■ SUPPLIED PASSAGE ■
This should be taken into account when Baby Bells say they need to
extract more revenue from their networks in order to finance service
improvements. Consumers will pay one way or the other, whether
directly, as Internet access fees, or indirectly, as charges when a
content company opts for special delivery and passes along its
increased costs to its customers. It would be better for the network
carriers to continue to do as they have, by charging higher rates for
higher bandwidth. (Sign me up for that one-gigabit service.)

Left unmentioned in Verizon's pitch is the concentration of power that
it enjoys in its service area, which would allow it to ignore the
equal-access principle whenever it wishes. We are asked to take on
faith that it and the other telephone companies with similar plans
will handle ordinary network traffic with the same care they would
show if they had not begun parallel businesses for the carriage
trade. How likely is that?

Vinton G. Cerf has as good a claim as anyone to being the "father" of
the Internet -- he was the co-author in the 1970's of key protocols
that define it. He worked for many years at MCI and joined Google last
year. After hearing a description of Verizon's contemplated offering
of a premium delivery service for video, he was skeptical that Verizon
and other broadband carriers, would adhere to promises to keep their
networks open.

Mr. Cerf said that back in the 1990's, when the Web arrived, consumers
could choose from among hundreds of dial-up service providers, without
geographical constraints. But "as broadband developed," he added, "the
set of choices telescoped to zero, one or two," and the lack of choice
means that "we now have a serious issue on our hands."

Woe to us all if the Internet's content is limited by the companies
who also handle the plumbing. "The Future of Ideas," by Lawrence
Lessig (Random House, 2001), shows how innovation and creativity
associated with the Internet are the byproducts of its openness, its
role as a commons that is accessible, by design, to all. Professor
Lessig, who teaches law at Stanford, said last week that even now,
broadband carriers have failed to demonstrate their commitment to the
principle of network neutrality. "They've fought it at each stage,"
he said, "and they have never embraced the principle."

An illustration of his point popped up the same day. In an interview,
William L. Smith, the chief technology officer at BellSouth, described
to me his company's trial offering in West Palm Beach, Fla., last year
of a speedy download service for Movielink content. When asked whether
BellSouth would offer its special service on an exclusive basis to a
particular content site and agree to exclude the sponsor's rivals, he
did not hesitate in treating the question as a matter of simply
settling on the right price. The N.F.L. and Nascar strike exclusive
distribution deals, he said. Why not network carriers?

The largest Internet companies are the ones that could easily afford
whatever terms the carriers demand for exclusive deals that would lock
out smaller rivals and new entrants. But they have not done special
deals with the carriers and instead have joined together to try to
persuade Congress to protect the principle of network neutrality and
prevent the Bells from striking exclusive deals with anyone. Last
November, Amazon, eBay, Microsoft and Google, among others, formally
registered their concern with a House committee that is revising the
basic telecommunications law; they noted that a draft version of the
bill failed to make network neutrality a matter of policy without
exception. Whether the committee has responded positively to the
suggestions from the Internet players should be known soon.

In his debut keynote address at the Consumer Electronics Show two
weeks ago, one of Google's founders, Larry Page, credited the
"dreamers in universities" who had had the foresight to create a
network system without gatekeepers, which made it "maximally flexible"
to permit the unplanned appearance of the World Wide Web. That, in
turn, had made possible the unplanned appearance of Google.

More unplanned appearances will follow -- but only if the ecosystem is
protected from tromping telephone companies that are genetically
incapable of understanding "maximally flexible."

Randall Stross is a historian and author based in Silicon Valley.

■ MATERIAL PROVIDED ■
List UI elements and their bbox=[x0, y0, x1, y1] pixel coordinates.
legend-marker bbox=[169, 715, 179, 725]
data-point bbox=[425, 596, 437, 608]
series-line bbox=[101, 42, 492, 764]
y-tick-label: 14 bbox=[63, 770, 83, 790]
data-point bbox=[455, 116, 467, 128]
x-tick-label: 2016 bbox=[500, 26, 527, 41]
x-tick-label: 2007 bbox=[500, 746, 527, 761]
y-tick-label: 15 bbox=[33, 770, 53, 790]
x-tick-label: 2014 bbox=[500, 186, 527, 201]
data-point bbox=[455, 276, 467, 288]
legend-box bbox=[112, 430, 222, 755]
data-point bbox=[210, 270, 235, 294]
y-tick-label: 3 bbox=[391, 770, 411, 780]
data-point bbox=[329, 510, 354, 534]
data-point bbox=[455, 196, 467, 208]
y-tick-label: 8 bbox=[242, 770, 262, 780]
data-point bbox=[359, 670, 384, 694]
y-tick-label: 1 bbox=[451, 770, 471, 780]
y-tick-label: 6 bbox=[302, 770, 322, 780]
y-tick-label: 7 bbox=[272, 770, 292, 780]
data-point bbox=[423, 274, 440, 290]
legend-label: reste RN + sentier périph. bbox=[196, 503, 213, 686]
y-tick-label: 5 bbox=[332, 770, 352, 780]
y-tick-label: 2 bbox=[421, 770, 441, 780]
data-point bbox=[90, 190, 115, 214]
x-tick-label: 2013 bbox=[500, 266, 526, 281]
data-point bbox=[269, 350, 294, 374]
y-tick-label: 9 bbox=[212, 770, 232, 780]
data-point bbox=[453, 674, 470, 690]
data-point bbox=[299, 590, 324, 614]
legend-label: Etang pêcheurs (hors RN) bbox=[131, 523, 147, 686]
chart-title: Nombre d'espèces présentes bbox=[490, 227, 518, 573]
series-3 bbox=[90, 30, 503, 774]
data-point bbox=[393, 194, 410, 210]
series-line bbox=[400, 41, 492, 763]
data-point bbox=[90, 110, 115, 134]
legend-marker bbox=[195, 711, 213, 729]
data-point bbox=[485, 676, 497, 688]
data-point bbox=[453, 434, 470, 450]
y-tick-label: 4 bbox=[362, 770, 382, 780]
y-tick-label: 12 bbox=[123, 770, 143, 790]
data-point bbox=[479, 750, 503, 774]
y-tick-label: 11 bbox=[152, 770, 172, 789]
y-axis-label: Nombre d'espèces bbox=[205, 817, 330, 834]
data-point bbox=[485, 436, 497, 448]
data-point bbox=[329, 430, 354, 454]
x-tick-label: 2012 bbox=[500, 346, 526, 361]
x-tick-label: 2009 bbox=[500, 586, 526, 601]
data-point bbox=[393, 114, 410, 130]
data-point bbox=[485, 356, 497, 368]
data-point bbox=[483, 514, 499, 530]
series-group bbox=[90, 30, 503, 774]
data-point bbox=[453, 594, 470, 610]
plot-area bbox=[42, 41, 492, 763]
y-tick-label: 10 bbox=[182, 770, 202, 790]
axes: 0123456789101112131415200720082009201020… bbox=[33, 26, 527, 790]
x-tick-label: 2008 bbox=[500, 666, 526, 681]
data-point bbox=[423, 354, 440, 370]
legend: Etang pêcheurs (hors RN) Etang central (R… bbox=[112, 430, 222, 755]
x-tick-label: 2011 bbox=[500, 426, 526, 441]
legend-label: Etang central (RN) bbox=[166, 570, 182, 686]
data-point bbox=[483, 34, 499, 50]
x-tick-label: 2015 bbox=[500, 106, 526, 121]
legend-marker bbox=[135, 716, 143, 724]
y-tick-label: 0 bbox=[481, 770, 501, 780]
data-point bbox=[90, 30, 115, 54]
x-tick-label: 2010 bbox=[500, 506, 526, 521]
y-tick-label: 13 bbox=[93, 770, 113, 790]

■ ACTIVITIES ■
1 - In the network neutrality passage, where did BellSouth run its trial of a speedy download service for Movielink content?
2 - Please reproduce word for word the part of the network neutrality passage starting with "In his debut" and going on through "appearance of Google.".
The data is not used here.

■ ANSWERS TO THE EXERCISE ■
1 - West Palm Beach, Fla.

2 -
In his debut keynote address at the Consumer Electronics Show two
weeks ago, one of Google's founders, Larry Page, credited the
"dreamers in universities" who had had the foresight to create a
network system without gatekeepers, which made it "maximally flexible"
to permit the unplanned appearance of the World Wide Web. That, in
turn, had made possible the unplanned appearance of Google.